COMPLETE THE FOLLOWING.
(1) Revise the part of the learning-history piece starting with "All right, I'll" and going on through "adults to learn." so that "self-knowledge" replaces "self-awareness".
(2) Take the piece about the writer's learning history further, continuing on from its final sentence.

SOURCE.
All right, I'll cheat just a bit and add one excerpt, but first:
Some Context
The life history is structured around my learning history and what I think it meant, as well as how I think it informed my leadership. The premise, I was telling a friend with whom I work earlier today, is that to the extent I build self-awareness, I'll be a better leader, and also, if I revisit my learning history, I can gain insight now as an adult educator into what motivates adults to learn.
The Excerpt
...The informal learning that meant most to me came from books; there were three that I considered the most instructive works I’ve ever read: Creative Writing, a textbook from 1977, and I didn’t even remember where I found it, but it excited me about the practices of creative writers (and I still have it; it’s sitting in my lap as I type this), and How the Hebrew Language Grew, which my college friend Marni’s mother gave to me prior to my departure for Israel. That lucid book helped me understand Hebrew grammar like I never had prior in eight years of studying it.

MATERIAL PROVIDED.
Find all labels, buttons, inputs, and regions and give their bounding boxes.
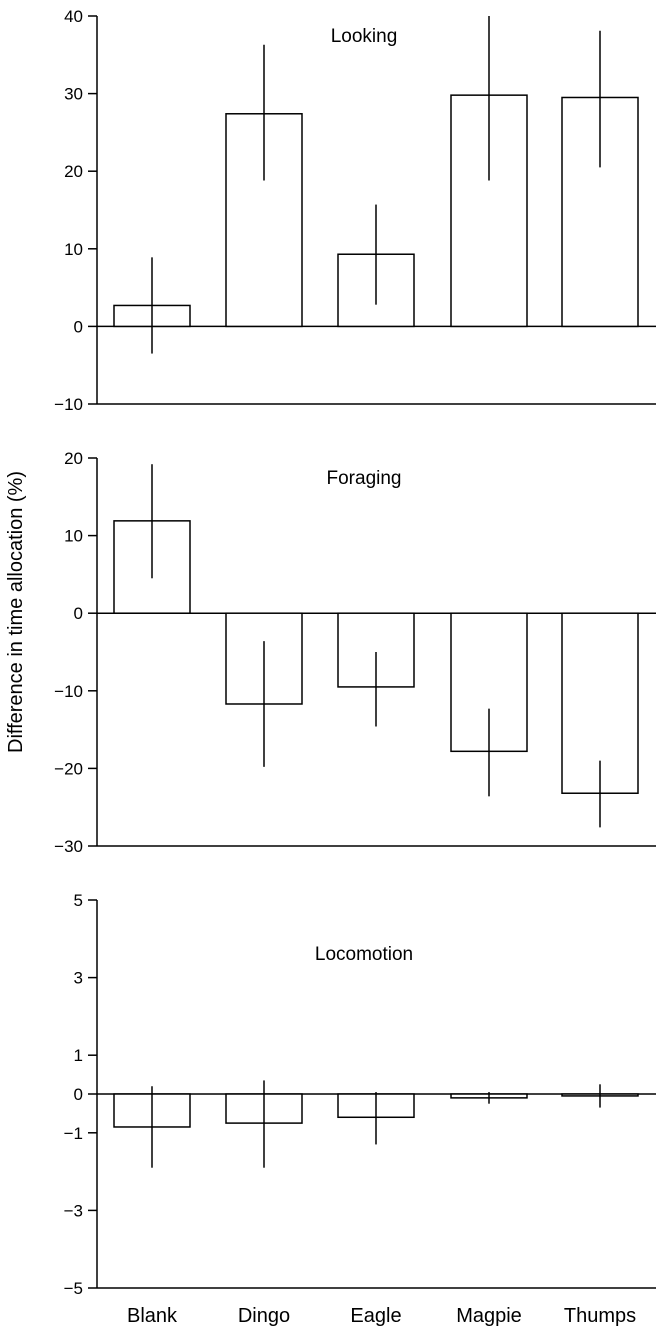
panel-title-1: Looking bbox=[331, 26, 398, 47]
y-tick-label-panel-1: 20 bbox=[64, 162, 83, 181]
y-tick-label-panel-3: 5 bbox=[74, 891, 83, 910]
y-tick-label-panel-3: −5 bbox=[64, 1279, 83, 1298]
x-tick-label-dingo: Dingo bbox=[238, 1305, 290, 1327]
panel-title-3: Locomotion bbox=[315, 944, 413, 965]
y-tick-label-panel-2: −20 bbox=[54, 759, 83, 778]
x-tick-label-eagle: Eagle bbox=[350, 1305, 401, 1327]
y-tick-label-panel-3: −3 bbox=[64, 1201, 83, 1220]
y-tick-label-panel-1: 0 bbox=[74, 317, 83, 336]
x-tick-label-blank: Blank bbox=[127, 1305, 178, 1327]
x-tick-label-magpie: Magpie bbox=[456, 1305, 522, 1327]
y-tick-label-panel-1: −10 bbox=[54, 395, 83, 414]
y-axis-title: Difference in time allocation (%) bbox=[5, 471, 27, 753]
y-tick-label-panel-2: 0 bbox=[74, 604, 83, 623]
y-tick-label-panel-3: 1 bbox=[74, 1046, 83, 1065]
panel-title-2: Foraging bbox=[327, 468, 402, 489]
y-tick-label-panel-1: 30 bbox=[64, 85, 83, 104]
y-tick-label-panel-1: 10 bbox=[64, 240, 83, 259]
y-tick-label-panel-2: 20 bbox=[64, 449, 83, 468]
y-tick-label-panel-2: 10 bbox=[64, 527, 83, 546]
y-tick-label-panel-2: −30 bbox=[54, 837, 83, 856]
y-tick-label-panel-3: −1 bbox=[64, 1124, 83, 1143]
x-tick-label-thumps: Thumps bbox=[564, 1305, 636, 1327]
y-tick-label-panel-3: 3 bbox=[74, 969, 83, 988]
y-tick-label-panel-2: −10 bbox=[54, 682, 83, 701]
y-tick-label-panel-3: 0 bbox=[74, 1085, 83, 1104]
y-tick-label-panel-1: 40 bbox=[64, 7, 83, 26]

SOLVED TASKS.
(1)
All right, I'll cheat just a bit and add one excerpt, but first:
Some Context
The life history is structured around my learning history and what I think it meant, as well as how I think it informed my leadership. The premise, I was telling a friend with whom I work earlier today, is that to the extent I build self-knowledge, I'll be a better leader, and also, if I revisit my learning history, I can gain insight now as an adult educator into what motivates adults to learn.

(2)
The third most instructive book for me was William Zinnser’s Writing to Learn, where he suggested that we learned the most about [new] topics through writing about them. I also did valuable, informal learning about desire by reading...Annie on My Mind, a novel, which featured two girls, falling in love with each other in high school.
My early schooling was mostly painful, with the exception of a couple of teachers....Rabbi Kosowsky, of blessed memory, appreciated and encouraged my creativity, and Mrs. Honan, also of blessed memory, delivered such creative lessons herself that she made school exciting, like the time we learned about early ship navigation techniques and she had all of us create astrolabes out of paper-plates, string and little, lead weights....
Note: I just googled "Rabbi Kosowsky" and his son came up; we were classmates for a time.